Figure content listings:
Begin

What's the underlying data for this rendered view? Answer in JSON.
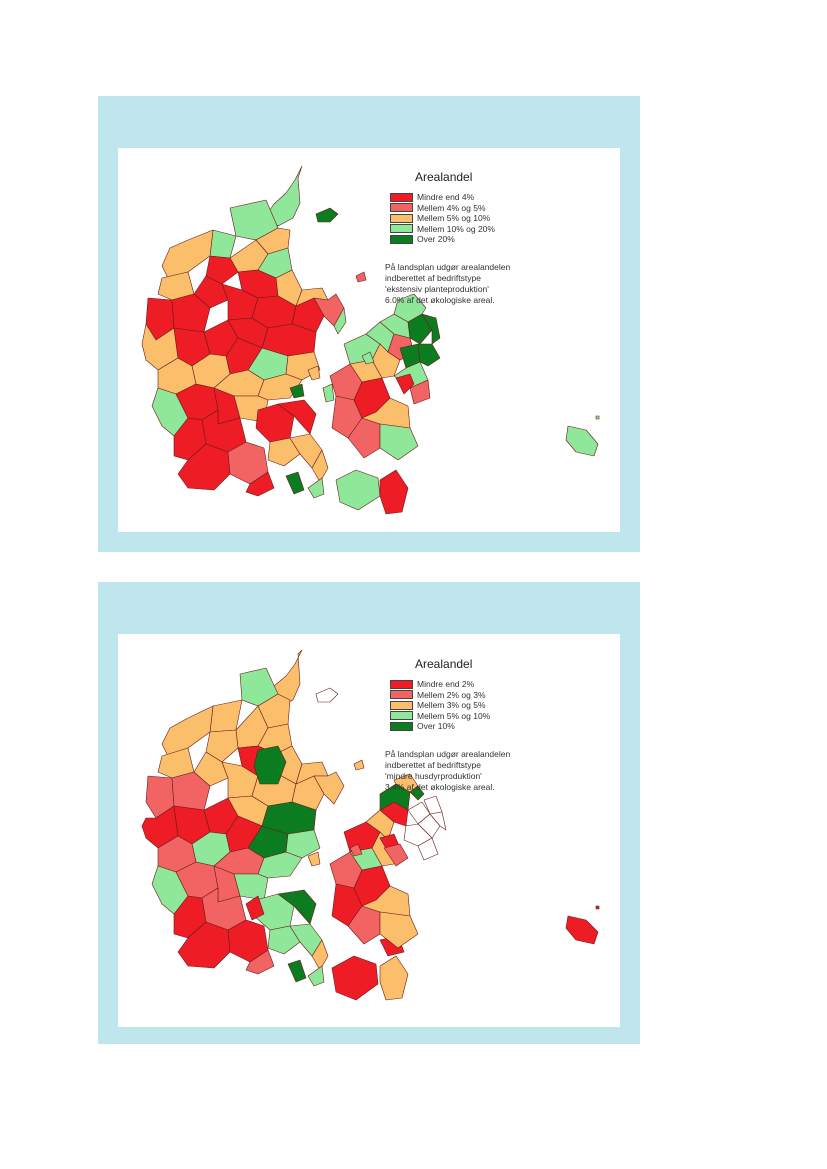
{
  "palette": {
    "panel_background": "#bfe6ec",
    "card_background": "#ffffff",
    "border": "#6a1a1a",
    "red": "#ee1c25",
    "light_red": "#f26464",
    "orange": "#fbbf6b",
    "light_green": "#8fe89a",
    "dark_green": "#0b7d20",
    "no_data": "#ffffff"
  },
  "maps": [
    {
      "legend_title": "Arealandel",
      "legend": [
        {
          "label": "Mindre end 4%",
          "color": "#ee1c25"
        },
        {
          "label": "Mellem 4% og 5%",
          "color": "#f26464"
        },
        {
          "label": "Mellem 5% og 10%",
          "color": "#fbbf6b"
        },
        {
          "label": "Mellem 10% og 20%",
          "color": "#8fe89a"
        },
        {
          "label": "Over 20%",
          "color": "#0b7d20"
        }
      ],
      "note": [
        "På landsplan udgør arealandelen",
        "indberettet af bedriftstype",
        "'ekstensiv planteproduktion'",
        "6.0% af det økologiske areal."
      ]
    },
    {
      "legend_title": "Arealandel",
      "legend": [
        {
          "label": "Mindre end 2%",
          "color": "#ee1c25"
        },
        {
          "label": "Mellem 2% og 3%",
          "color": "#f26464"
        },
        {
          "label": "Mellem 3% og 5%",
          "color": "#fbbf6b"
        },
        {
          "label": "Mellem 5% og 10%",
          "color": "#8fe89a"
        },
        {
          "label": "Over 10%",
          "color": "#0b7d20"
        }
      ],
      "note": [
        "På landsplan udgør arealandelen",
        "indberettet af bedriftstype",
        "'mindre husdyrproduktion'",
        "3.4% af det økologiske areal."
      ]
    }
  ]
}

End

Quote the records above exactly, leaving out any pictures.

What's the underlying data for this rendered view? Answer in JSON.
{
  "palette": {
    "panel_background": "#bfe6ec",
    "card_background": "#ffffff",
    "border": "#6a1a1a",
    "red": "#ee1c25",
    "light_red": "#f26464",
    "orange": "#fbbf6b",
    "light_green": "#8fe89a",
    "dark_green": "#0b7d20",
    "no_data": "#ffffff"
  },
  "maps": [
    {
      "legend_title": "Arealandel",
      "legend": [
        {
          "label": "Mindre end 4%",
          "color": "#ee1c25"
        },
        {
          "label": "Mellem 4% og 5%",
          "color": "#f26464"
        },
        {
          "label": "Mellem 5% og 10%",
          "color": "#fbbf6b"
        },
        {
          "label": "Mellem 10% og 20%",
          "color": "#8fe89a"
        },
        {
          "label": "Over 20%",
          "color": "#0b7d20"
        }
      ],
      "note": [
        "På landsplan udgør arealandelen",
        "indberettet af bedriftstype",
        "'ekstensiv planteproduktion'",
        "6.0% af det økologiske areal."
      ]
    },
    {
      "legend_title": "Arealandel",
      "legend": [
        {
          "label": "Mindre end 2%",
          "color": "#ee1c25"
        },
        {
          "label": "Mellem 2% og 3%",
          "color": "#f26464"
        },
        {
          "label": "Mellem 3% og 5%",
          "color": "#fbbf6b"
        },
        {
          "label": "Mellem 5% og 10%",
          "color": "#8fe89a"
        },
        {
          "label": "Over 10%",
          "color": "#0b7d20"
        }
      ],
      "note": [
        "På landsplan udgør arealandelen",
        "indberettet af bedriftstype",
        "'mindre husdyrproduktion'",
        "3.4% af det økologiske areal."
      ]
    }
  ]
}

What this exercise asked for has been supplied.